**Data for the task**

———

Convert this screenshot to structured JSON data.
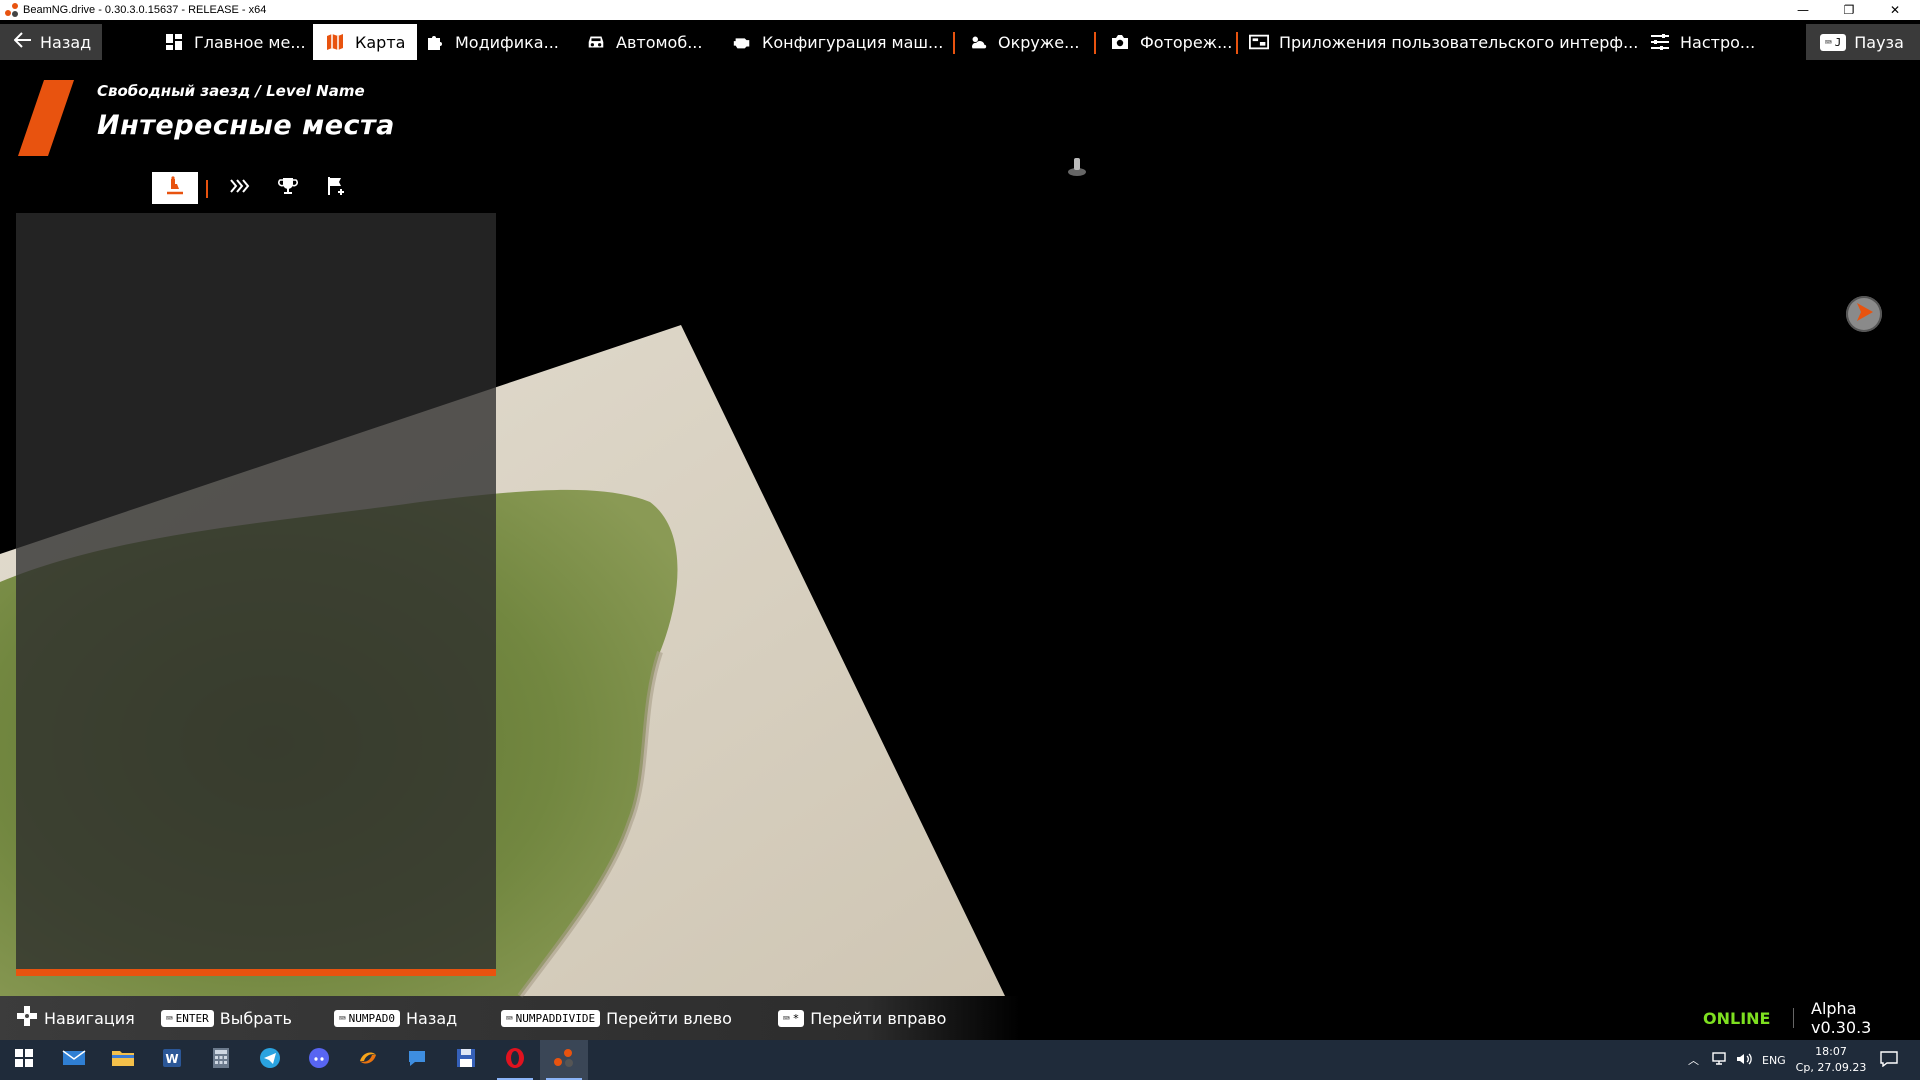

———

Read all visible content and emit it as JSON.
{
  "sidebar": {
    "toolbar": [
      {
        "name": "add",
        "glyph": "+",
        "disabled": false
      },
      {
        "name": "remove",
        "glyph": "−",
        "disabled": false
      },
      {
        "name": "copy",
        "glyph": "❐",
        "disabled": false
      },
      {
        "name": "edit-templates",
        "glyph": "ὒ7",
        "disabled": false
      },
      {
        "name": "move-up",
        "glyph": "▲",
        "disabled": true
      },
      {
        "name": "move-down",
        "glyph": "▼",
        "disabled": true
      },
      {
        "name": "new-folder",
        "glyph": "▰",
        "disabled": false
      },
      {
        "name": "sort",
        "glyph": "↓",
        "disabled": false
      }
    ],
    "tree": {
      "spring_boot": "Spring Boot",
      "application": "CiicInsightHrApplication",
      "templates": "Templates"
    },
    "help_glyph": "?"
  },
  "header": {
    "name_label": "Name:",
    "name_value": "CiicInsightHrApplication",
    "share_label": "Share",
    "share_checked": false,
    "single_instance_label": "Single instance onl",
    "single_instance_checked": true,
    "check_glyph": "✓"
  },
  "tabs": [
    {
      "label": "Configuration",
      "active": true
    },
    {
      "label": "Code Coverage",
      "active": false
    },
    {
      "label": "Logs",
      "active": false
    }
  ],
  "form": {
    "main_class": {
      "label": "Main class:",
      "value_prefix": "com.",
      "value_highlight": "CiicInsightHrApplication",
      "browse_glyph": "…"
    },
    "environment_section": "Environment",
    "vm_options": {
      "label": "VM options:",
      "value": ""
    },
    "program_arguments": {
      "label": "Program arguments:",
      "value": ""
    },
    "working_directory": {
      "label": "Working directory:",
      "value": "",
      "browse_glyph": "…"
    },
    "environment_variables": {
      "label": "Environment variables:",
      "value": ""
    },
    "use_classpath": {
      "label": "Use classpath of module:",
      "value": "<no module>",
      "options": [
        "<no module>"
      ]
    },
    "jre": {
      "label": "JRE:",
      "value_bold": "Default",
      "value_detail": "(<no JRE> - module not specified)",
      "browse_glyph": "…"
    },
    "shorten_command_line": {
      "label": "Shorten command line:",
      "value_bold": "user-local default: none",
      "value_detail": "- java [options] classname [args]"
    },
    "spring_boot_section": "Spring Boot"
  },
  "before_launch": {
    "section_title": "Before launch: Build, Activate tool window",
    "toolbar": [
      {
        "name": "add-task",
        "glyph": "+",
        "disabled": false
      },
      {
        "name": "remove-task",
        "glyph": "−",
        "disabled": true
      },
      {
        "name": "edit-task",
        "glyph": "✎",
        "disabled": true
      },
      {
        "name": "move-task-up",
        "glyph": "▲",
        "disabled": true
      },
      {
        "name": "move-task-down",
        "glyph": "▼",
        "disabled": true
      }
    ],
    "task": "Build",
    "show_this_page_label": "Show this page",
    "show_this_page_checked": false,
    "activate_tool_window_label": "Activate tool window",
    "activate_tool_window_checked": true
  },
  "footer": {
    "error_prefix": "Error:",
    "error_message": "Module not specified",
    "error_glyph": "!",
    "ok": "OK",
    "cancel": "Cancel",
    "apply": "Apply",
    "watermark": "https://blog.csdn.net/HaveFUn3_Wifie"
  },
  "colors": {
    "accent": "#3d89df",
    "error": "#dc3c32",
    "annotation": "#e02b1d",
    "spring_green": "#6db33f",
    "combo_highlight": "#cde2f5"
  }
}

———

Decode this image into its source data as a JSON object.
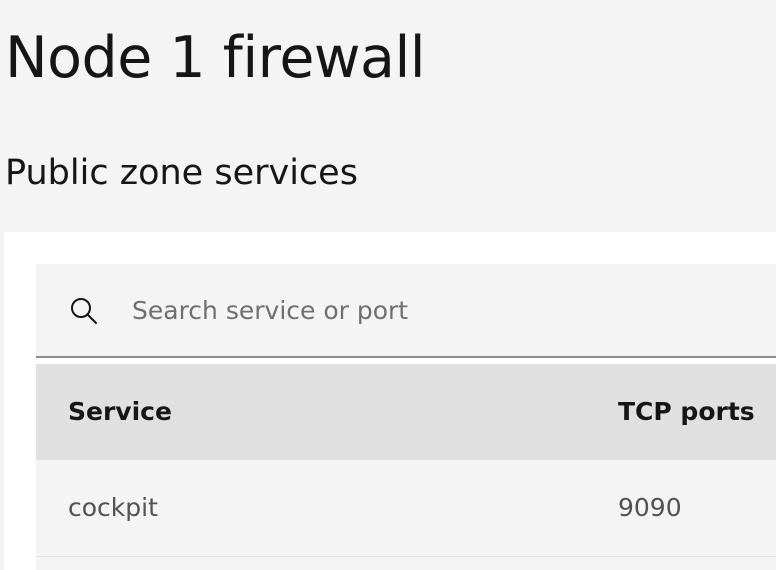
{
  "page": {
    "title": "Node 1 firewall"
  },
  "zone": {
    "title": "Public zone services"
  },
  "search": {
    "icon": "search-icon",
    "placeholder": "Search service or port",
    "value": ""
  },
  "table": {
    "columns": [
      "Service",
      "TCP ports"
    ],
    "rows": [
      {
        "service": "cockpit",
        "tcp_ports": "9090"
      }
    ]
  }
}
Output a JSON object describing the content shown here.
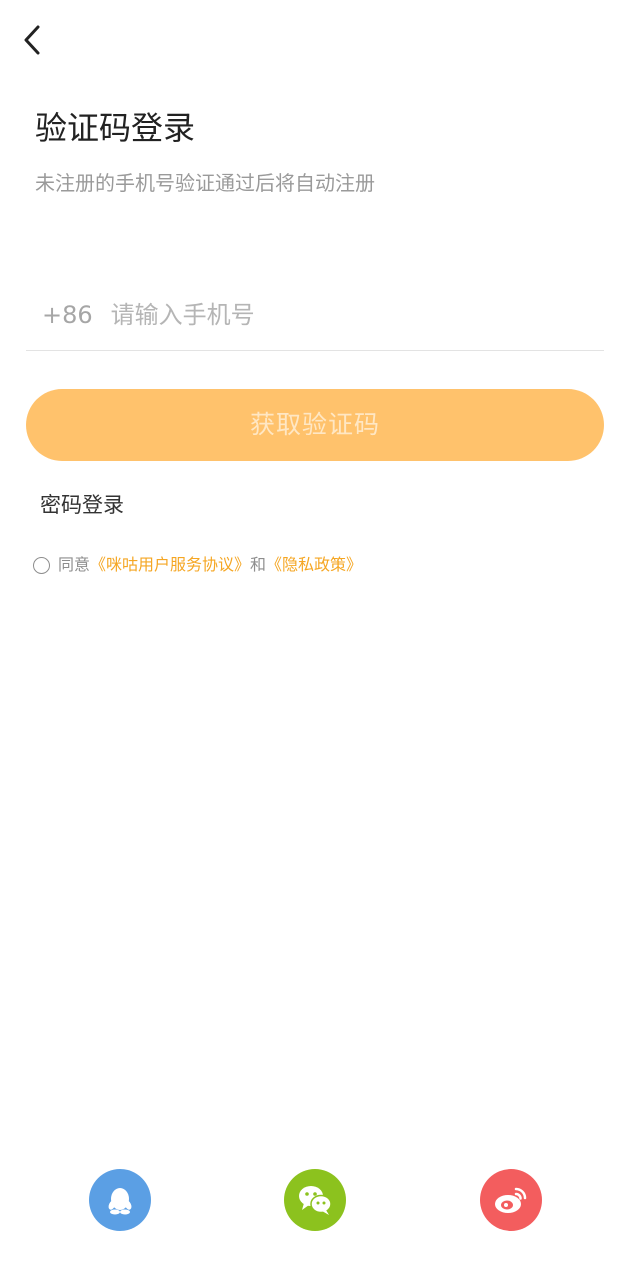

———

**Task**
Repeat only the lines running from "Decode this image" to "Output a JSON", ends included, and leave the pictures out.

**Full answer**
Decode this image into its source data as a JSON object.
{
  "page": {
    "title": "Node 1 firewall"
  },
  "zone": {
    "title": "Public zone services"
  },
  "search": {
    "icon": "search-icon",
    "placeholder": "Search service or port",
    "value": ""
  },
  "table": {
    "columns": [
      "Service",
      "TCP ports"
    ],
    "rows": [
      {
        "service": "cockpit",
        "tcp_ports": "9090"
      }
    ]
  }
}
Output a JSON object describing the content shown here.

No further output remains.